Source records
+++++

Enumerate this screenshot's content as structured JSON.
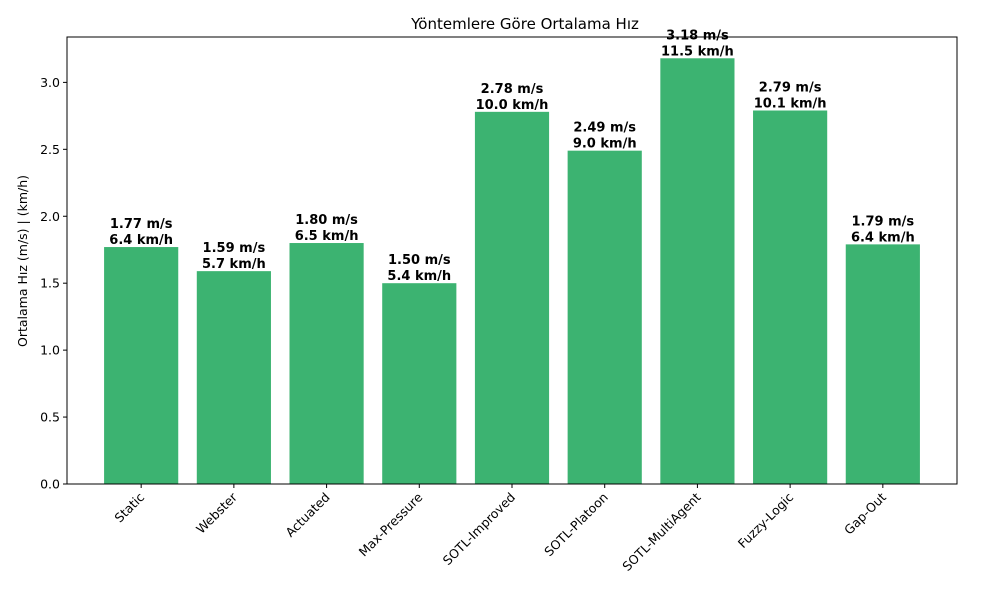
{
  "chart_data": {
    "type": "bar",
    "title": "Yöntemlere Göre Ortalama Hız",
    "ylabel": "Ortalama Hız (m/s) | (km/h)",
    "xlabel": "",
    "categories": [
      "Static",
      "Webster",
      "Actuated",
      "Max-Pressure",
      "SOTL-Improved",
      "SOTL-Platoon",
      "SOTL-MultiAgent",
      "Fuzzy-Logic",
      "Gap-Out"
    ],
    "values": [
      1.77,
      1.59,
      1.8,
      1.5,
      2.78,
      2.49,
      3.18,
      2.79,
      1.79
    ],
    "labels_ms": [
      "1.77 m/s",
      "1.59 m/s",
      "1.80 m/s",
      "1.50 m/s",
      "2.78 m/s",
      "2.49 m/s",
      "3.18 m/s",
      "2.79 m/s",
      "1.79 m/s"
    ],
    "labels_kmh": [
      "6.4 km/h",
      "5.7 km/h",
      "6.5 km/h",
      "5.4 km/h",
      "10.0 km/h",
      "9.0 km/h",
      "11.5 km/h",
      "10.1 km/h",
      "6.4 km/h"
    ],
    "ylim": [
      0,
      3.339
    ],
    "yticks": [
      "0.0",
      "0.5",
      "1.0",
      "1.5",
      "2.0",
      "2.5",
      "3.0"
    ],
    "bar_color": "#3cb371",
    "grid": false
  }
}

+++++

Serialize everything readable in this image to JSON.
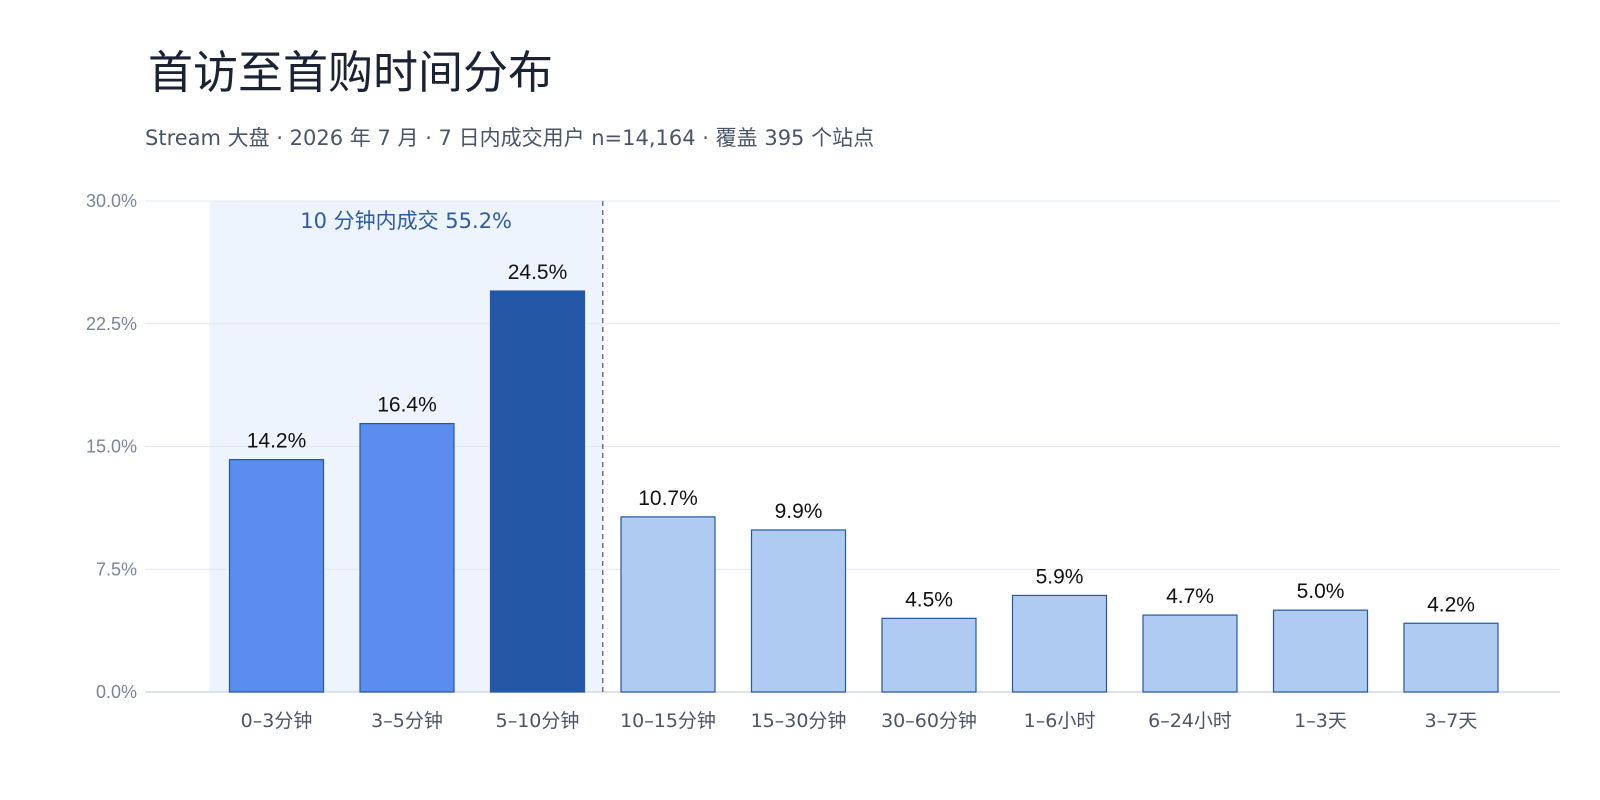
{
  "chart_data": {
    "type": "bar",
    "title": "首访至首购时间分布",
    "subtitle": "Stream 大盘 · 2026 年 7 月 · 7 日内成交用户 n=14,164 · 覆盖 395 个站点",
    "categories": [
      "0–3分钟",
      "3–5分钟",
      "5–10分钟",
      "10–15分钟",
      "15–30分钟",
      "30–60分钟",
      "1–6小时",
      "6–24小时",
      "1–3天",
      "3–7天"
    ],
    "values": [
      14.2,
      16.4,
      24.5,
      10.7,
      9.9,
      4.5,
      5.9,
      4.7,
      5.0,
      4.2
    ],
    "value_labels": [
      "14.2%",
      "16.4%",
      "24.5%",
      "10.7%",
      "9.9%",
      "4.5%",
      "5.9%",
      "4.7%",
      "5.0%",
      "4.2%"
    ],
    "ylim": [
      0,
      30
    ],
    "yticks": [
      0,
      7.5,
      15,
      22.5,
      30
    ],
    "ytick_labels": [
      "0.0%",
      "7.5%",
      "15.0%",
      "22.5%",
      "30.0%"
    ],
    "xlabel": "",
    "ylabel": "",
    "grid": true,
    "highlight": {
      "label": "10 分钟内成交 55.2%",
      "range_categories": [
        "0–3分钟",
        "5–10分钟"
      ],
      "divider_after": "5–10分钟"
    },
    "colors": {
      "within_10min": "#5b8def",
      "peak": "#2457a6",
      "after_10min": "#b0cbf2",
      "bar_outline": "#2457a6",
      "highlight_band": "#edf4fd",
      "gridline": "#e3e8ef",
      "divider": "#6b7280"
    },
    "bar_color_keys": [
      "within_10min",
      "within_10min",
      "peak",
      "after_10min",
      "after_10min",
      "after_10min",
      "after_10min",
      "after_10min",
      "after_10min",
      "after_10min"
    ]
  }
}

+++++

What you need to do: Identify every line where the string "Ortalama" appears.

Solution:
    "title": "Yöntemlere Göre Ortalama Hız",
    "ylabel": "Ortalama Hız (m/s) | (km/h)",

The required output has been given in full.